Copy every line from the material below that holds "Турки".

>> BEGIN MATERIAL SUPPLIED

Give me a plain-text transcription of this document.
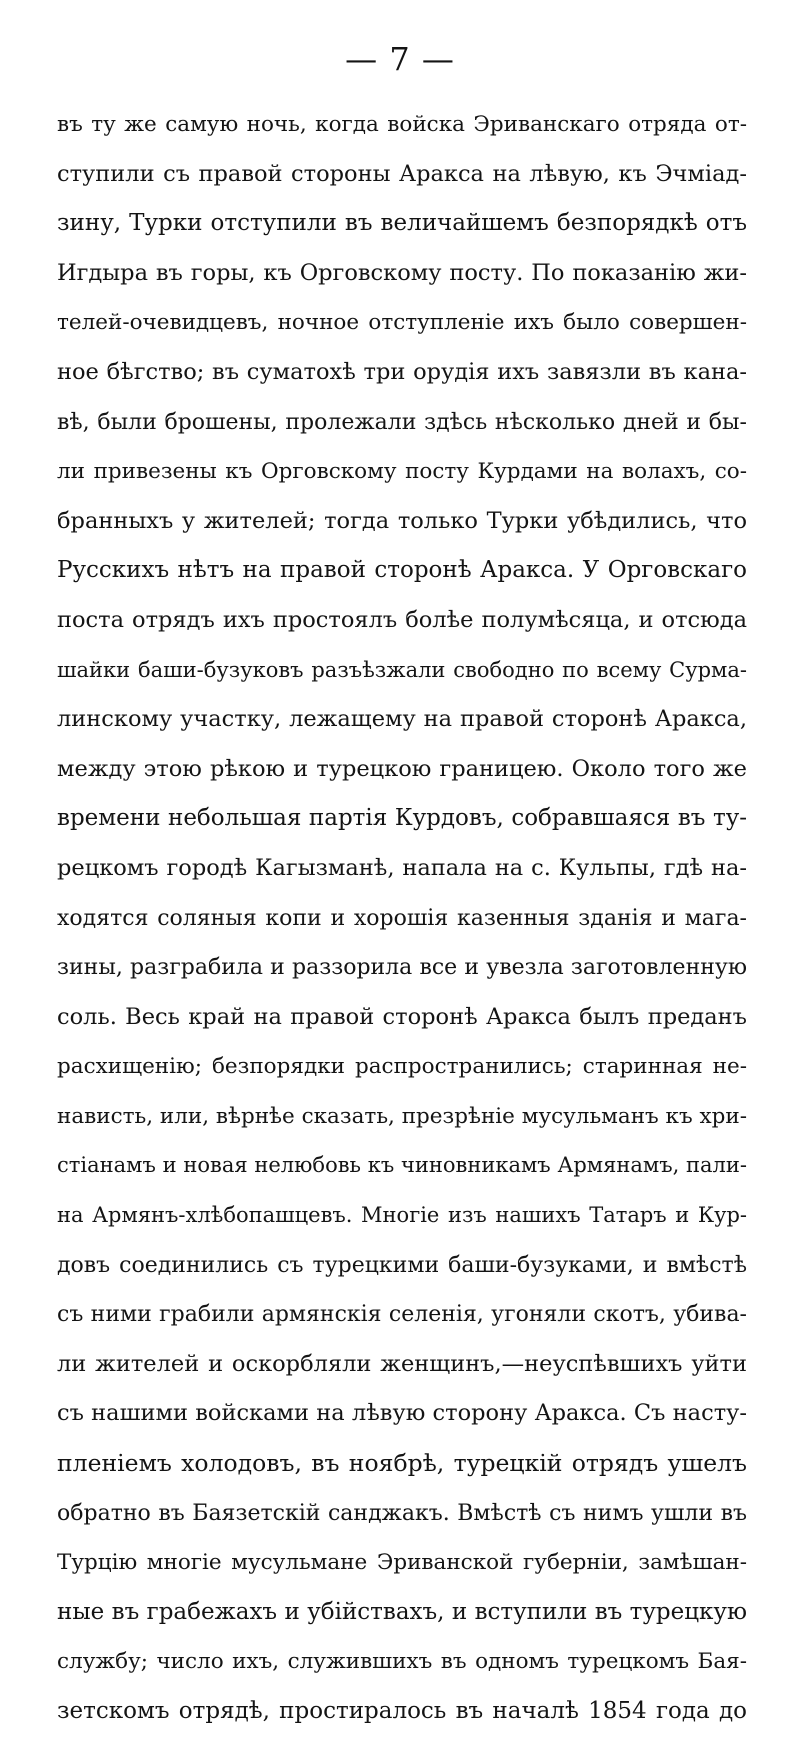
— 7 —
въ ту же самую ночь, когда войска Эриванскаго отряда от-
ступили съ правой стороны Аракса на лѣвую, къ Эчміад-
зину, Турки отступили въ величайшемъ безпорядкѣ отъ
Игдыра въ горы, къ Орговскому посту. По показанію жи-
телей-очевидцевъ, ночное отступленіе ихъ было совершен-
ное бѣгство; въ суматохѣ три орудія ихъ завязли въ кана-
вѣ, были брошены, пролежали здѣсь нѣсколько дней и бы-
ли привезены къ Орговскому посту Курдами на волахъ, со-
бранныхъ у жителей; тогда только Турки убѣдились, что
Русскихъ нѣтъ на правой сторонѣ Аракса. У Орговскаго
поста отрядъ ихъ простоялъ болѣе полумѣсяца, и отсюда
шайки баши-бузуковъ разъѣзжали свободно по всему Сурма-
линскому участку, лежащему на правой сторонѣ Аракса,
между этою рѣкою и турецкою границею. Около того же
времени небольшая партія Курдовъ, собравшаяся въ ту-
рецкомъ городѣ Кагызманѣ, напала на с. Кульпы, гдѣ на-
ходятся соляныя копи и хорошія казенныя зданія и мага-
зины, разграбила и раззорила все и увезла заготовленную
соль. Весь край на правой сторонѣ Аракса былъ преданъ
расхищенію; безпорядки распространились; старинная не-
нависть, или, вѣрнѣе сказать, презрѣніе мусульманъ къ хри-
стіанамъ и новая нелюбовь къ чиновникамъ Армянамъ, пали-
на Армянъ-хлѣбопашцевъ. Многіе изъ нашихъ Татаръ и Кур-
довъ соединились съ турецкими баши-бузуками, и вмѣстѣ
съ ними грабили армянскія селенія, угоняли скотъ, убива-
ли жителей и оскорбляли женщинъ,—неуспѣвшихъ уйти
съ нашими войсками на лѣвую сторону Аракса. Съ насту-
пленіемъ холодовъ, въ ноябрѣ, турецкій отрядъ ушелъ
обратно въ Баязетскій санджакъ. Вмѣстѣ съ нимъ ушли въ
Турцію многіе мусульмане Эриванской губерніи, замѣшан-
ные въ грабежахъ и убійствахъ, и вступили въ турецкую
службу; число ихъ, служившихъ въ одномъ турецкомъ Бая-
зетскомъ отрядѣ, простиралось въ началѣ 1854 года до
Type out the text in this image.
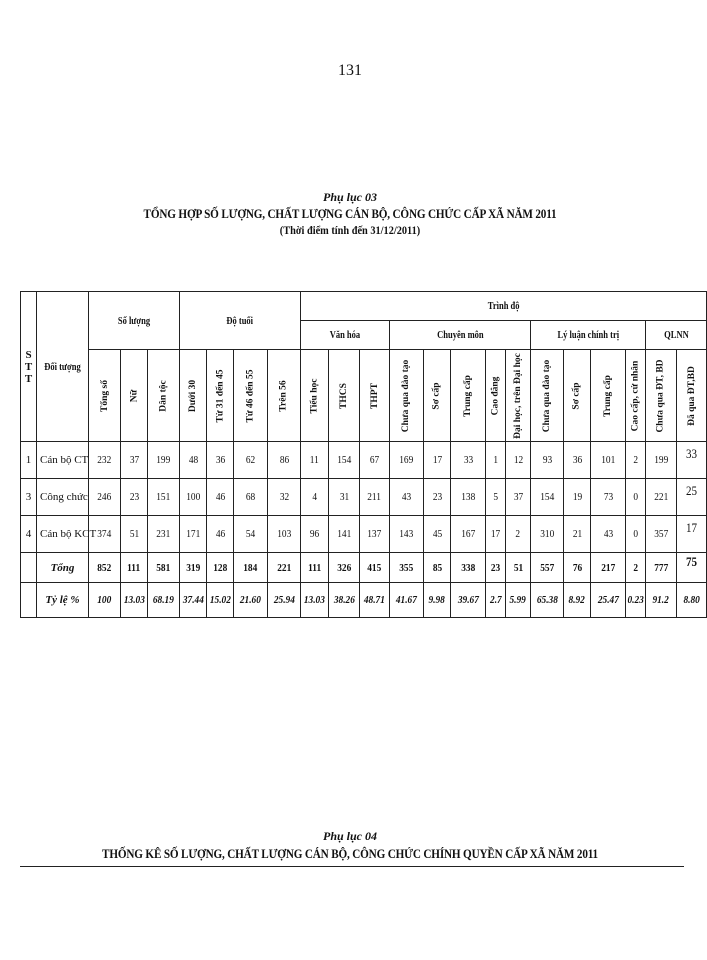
131
Phụ lục 03
TỔNG HỢP SỐ LƯỢNG, CHẤT LƯỢNG CÁN BỘ, CÔNG CHỨC CẤP XÃ NĂM 2011
(Thời điểm tính đến 31/12/2011)
S T T	Đối tượng	Số lượng			Độ tuổi				Trình độ													
									Văn hóa			Chuyên môn					Lý luận chính trị				QLNN	

		Tổng số	Nữ	Dân tộc	Dưới 30	Từ 31 đến 45	Từ 46 đến 55	Trên 56	Tiểu học	THCS	THPT	Chưa qua đào tạo	Sơ cấp	Trung cấp	Cao đẳng	Đại học, trên Đại học	Chưa qua đào tạo	Sơ cấp	Trung cấp	Cao cấp, cử nhân	Chưa qua ĐT, BD	Đã qua ĐT,BD

1	Cán bộ CT	232	37	199	48	36	62	86	11	154	67	169	17	33	1	12	93	36	101	2	199	33
3	Công chức	246	23	151	100	46	68	32	4	31	211	43	23	138	5	37	154	19	73	0	221	25
4	Cán bộ KCT	374	51	231	171	46	54	103	96	141	137	143	45	167	17	2	310	21	43	0	357	17
	Tổng	852	111	581	319	128	184	221	111	326	415	355	85	338	23	51	557	76	217	2	777	75
	Tỷ lệ %	100	13.03	68.19	37.44	15.02	21.60	25.94	13.03	38.26	48.71	41.67	9.98	39.67	2.7	5.99	65.38	8.92	25.47	0.23	91.2	8.80
Phụ lục 04
THỐNG KÊ SỐ LƯỢNG, CHẤT LƯỢNG CÁN BỘ, CÔNG CHỨC CHÍNH QUYỀN CẤP XÃ NĂM 2011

>> END MATERIAL SUPPLIED

OUTPUT:
зину, Турки отступили въ величайшемъ безпорядкѣ отъ
бранныхъ у жителей; тогда только Турки убѣдились, что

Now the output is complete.